What to produce —
Write out the whole listing again, exactly as given.
--- Start of Input rows ---
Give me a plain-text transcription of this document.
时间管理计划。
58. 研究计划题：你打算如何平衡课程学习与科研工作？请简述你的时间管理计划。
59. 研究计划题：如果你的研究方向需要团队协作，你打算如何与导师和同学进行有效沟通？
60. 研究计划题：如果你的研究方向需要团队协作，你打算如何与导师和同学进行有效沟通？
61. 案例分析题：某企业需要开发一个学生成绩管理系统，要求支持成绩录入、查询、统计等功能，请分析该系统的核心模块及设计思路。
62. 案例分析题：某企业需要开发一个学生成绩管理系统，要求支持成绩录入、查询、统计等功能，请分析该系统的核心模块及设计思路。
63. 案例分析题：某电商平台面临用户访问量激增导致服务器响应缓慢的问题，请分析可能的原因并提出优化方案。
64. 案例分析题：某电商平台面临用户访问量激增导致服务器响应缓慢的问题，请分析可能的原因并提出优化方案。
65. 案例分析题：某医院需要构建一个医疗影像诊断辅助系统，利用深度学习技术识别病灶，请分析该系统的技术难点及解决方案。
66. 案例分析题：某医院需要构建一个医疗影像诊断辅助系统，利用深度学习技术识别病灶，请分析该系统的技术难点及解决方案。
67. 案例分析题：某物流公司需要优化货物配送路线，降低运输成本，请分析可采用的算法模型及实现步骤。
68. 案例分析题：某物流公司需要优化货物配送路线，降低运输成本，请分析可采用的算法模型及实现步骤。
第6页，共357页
--- End of Input rows ---
Response to the exercise —
Give me a plain-text transcription of this document.
时间管理计划。
58. 研究计划题：你打算如何平衡课程学习与科研工作？请简述你的时间管理计划。
59. 研究计划题：如果你的研究方向需要团队协作，你打算如何与导师和同学进行有效沟通？
60. 研究计划题：如果你的研究方向需要团队协作，你打算如何与导师和同学进行有效沟通？
61. 案例分析题：某企业需要开发一个学生成绩管理系统，要求支持成绩录入、查询、统计等功能，请分析该系统的核心模块及设计思路。
62. 案例分析题：某企业需要开发一个学生成绩管理系统，要求支持成绩录入、查询、统计等功能，请分析该系统的核心模块及设计思路。
63. 案例分析题：某电商平台面临用户访问量激增导致服务器响应缓慢的问题，请分析可能的原因并提出优化方案。
64. 案例分析题：某电商平台面临用户访问量激增导致服务器响应缓慢的问题，请分析可能的原因并提出优化方案。
65. 案例分析题：某医院需要构建一个医疗影像诊断辅助系统，利用深度学习技术识别病灶，请分析该系统的技术难点及解决方案。
66. 案例分析题：某医院需要构建一个医疗影像诊断辅助系统，利用深度学习技术识别病灶，请分析该系统的技术难点及解决方案。
67. 案例分析题：某物流公司需要优化货物配送路线，降低运输成本，请分析可采用的算法模型及实现步骤。
68. 案例分析题：某物流公司需要优化货物配送路线，降低运输成本，请分析可采用的算法模型及实现步骤。
第6页，共357页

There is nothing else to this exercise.